[SELECTED EXTRACT]:
Having a breakdown???

A

Career in counselling? Hmm, whilst that is probably something I would find quite fulfilling it would mean further study, argghhh!! I'm getting my first PhD student soon though so I guess my one-on-one PhD counselling service will start then (although I do hope my student isn't going to be feeling full of angst all the time or I won't be doing a very good job as a supervisor, lol!).

I did find though, Goods, that there was a point near to my submission deadline where (even though I knew I there was no way I was going to give up) I thought 'is this REALLY worth it?'. I was at a real low point. I couldn't have worked any harder (in truth, I was likely overworking and was a bit burnt out) and yet I still felt like my work was inadequate. From that point on though, the only way was up. Once I'd accepted that I could only do my best, I relaxed a bit and things got better (more productive).

D

I do not think you are having a nervous breakdown! Don't try and beat yourself up over the way you are dealing with the stress of writing up. My supervisor says its one of the most traumatic times shes been through and nothing could compare to how bad she was feeling. BUT it will pass - i have had fits of tears, tantrums and panic attacks. Do what you can do and don't get angry at yourself - as you are your own best resource. You will get there.

Data lines
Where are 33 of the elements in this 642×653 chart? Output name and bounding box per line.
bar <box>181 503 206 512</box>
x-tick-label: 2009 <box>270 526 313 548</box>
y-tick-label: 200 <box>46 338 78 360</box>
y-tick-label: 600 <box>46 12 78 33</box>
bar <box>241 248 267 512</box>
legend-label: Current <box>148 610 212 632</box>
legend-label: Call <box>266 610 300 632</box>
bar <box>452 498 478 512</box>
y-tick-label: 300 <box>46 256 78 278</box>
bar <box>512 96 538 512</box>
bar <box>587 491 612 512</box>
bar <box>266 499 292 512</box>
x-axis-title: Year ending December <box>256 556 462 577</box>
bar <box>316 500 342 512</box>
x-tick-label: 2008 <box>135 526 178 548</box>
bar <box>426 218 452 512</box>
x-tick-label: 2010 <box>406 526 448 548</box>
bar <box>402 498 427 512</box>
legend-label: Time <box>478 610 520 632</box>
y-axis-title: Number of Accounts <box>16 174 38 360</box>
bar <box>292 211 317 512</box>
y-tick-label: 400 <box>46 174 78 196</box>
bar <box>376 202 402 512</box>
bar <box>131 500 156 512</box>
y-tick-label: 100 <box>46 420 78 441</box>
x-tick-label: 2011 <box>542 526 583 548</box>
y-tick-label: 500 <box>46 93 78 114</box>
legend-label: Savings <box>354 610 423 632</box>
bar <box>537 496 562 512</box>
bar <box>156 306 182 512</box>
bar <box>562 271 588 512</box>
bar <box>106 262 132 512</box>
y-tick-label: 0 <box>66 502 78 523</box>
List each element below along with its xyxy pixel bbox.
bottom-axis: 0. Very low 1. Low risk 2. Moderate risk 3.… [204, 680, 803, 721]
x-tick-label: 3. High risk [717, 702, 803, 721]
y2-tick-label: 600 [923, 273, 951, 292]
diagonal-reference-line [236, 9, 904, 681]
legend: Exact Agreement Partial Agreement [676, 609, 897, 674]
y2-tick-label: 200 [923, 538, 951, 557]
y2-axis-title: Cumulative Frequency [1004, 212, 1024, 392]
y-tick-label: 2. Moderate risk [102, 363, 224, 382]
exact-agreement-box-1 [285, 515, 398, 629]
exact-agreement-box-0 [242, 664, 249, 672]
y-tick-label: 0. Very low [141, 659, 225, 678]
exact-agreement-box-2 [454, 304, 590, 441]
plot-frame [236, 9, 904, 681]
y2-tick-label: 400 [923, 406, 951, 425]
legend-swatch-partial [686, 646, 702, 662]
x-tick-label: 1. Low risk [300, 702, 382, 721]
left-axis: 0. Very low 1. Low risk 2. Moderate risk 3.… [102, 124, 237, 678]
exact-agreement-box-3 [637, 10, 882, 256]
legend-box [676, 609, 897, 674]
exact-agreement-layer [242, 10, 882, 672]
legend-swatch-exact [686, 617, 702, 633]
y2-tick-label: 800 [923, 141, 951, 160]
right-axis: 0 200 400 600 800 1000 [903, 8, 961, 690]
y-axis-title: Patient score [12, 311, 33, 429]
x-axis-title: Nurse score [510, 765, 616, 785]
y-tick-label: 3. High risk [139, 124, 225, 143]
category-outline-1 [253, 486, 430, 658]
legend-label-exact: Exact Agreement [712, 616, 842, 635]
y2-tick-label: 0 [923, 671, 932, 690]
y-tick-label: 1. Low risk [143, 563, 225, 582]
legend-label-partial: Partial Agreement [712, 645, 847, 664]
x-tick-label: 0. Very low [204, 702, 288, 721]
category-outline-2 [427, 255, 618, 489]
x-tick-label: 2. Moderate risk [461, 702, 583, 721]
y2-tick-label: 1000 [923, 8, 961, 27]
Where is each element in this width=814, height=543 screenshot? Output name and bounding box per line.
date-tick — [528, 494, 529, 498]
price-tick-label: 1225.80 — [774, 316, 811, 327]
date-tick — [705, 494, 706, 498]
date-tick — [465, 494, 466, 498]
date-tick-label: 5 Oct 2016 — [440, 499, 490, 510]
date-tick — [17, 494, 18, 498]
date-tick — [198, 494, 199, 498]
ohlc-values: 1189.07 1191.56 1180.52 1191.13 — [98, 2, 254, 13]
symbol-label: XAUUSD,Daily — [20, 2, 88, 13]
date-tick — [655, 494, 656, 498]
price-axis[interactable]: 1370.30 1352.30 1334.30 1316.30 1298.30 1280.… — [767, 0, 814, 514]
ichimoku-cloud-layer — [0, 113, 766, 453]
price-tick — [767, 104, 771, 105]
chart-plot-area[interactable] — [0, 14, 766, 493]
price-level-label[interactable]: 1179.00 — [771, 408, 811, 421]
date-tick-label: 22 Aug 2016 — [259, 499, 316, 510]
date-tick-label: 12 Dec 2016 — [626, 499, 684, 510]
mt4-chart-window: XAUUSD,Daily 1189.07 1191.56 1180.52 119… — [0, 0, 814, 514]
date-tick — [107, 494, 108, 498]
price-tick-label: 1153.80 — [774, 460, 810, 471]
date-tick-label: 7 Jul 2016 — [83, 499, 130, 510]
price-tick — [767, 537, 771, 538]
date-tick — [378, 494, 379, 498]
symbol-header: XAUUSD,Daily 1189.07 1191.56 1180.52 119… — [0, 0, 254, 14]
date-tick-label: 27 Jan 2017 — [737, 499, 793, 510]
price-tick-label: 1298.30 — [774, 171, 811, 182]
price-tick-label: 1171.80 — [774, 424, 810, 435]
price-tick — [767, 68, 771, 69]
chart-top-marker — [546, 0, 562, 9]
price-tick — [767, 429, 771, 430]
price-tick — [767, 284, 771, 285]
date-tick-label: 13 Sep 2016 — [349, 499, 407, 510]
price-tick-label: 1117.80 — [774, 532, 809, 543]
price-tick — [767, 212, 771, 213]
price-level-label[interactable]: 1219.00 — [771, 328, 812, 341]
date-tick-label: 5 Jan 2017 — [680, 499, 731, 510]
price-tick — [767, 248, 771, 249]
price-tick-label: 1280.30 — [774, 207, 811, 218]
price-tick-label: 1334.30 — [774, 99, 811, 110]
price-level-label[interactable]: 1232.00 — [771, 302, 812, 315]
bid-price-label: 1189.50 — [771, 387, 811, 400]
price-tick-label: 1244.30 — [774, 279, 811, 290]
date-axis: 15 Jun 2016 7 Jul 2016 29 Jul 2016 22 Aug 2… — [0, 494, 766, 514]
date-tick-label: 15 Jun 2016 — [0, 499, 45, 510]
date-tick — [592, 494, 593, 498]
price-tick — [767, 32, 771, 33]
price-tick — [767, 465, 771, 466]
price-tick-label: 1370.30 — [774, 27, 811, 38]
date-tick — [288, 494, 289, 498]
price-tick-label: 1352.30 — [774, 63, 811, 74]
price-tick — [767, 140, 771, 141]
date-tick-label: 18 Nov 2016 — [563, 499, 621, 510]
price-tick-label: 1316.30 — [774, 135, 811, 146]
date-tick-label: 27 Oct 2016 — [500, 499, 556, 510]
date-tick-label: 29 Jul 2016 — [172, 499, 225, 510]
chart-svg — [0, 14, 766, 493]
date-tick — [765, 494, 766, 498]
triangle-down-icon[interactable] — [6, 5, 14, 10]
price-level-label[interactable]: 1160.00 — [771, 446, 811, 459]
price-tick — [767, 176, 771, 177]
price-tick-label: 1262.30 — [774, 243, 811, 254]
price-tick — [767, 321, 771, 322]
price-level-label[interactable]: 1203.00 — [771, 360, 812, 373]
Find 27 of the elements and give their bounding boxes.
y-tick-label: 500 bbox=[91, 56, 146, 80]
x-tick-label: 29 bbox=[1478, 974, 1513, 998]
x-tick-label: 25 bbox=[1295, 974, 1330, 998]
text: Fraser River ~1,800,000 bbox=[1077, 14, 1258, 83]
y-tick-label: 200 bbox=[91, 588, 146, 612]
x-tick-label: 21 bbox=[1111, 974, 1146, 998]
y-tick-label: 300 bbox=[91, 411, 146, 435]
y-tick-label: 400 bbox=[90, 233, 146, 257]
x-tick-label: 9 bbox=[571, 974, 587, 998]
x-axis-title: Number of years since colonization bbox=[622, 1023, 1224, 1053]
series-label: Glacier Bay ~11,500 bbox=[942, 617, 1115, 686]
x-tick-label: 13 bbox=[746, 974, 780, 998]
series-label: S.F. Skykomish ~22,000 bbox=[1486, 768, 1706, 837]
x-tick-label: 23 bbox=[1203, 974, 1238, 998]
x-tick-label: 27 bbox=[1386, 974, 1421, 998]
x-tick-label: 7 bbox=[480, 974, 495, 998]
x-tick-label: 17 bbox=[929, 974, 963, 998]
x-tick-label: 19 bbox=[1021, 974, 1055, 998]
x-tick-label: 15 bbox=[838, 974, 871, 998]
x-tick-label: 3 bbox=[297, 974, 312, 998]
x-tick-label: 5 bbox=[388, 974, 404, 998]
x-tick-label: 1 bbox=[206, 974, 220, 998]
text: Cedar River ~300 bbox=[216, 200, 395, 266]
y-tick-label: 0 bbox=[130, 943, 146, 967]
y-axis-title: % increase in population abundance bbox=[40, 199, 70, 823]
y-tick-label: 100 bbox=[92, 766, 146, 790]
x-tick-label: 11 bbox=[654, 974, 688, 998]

[REQUIREMENT A]: In the forum thread about thesis stress, what did the first poster find changed things after accepting they could only do their best?
[REQUIREMENT B]: Pick out every one of the rows that contains the word "Where", treating case as significant.

[WRITTEN RESPONSE A]: They relaxed a bit and things got better, becoming more productive.

[WRITTEN RESPONSE B]:
Where are 33 of the elements in this 642×653 chart? Output name and bounding box per line.
Where is each element in this width=814, height=543 screenshot? Output name and bounding box per line.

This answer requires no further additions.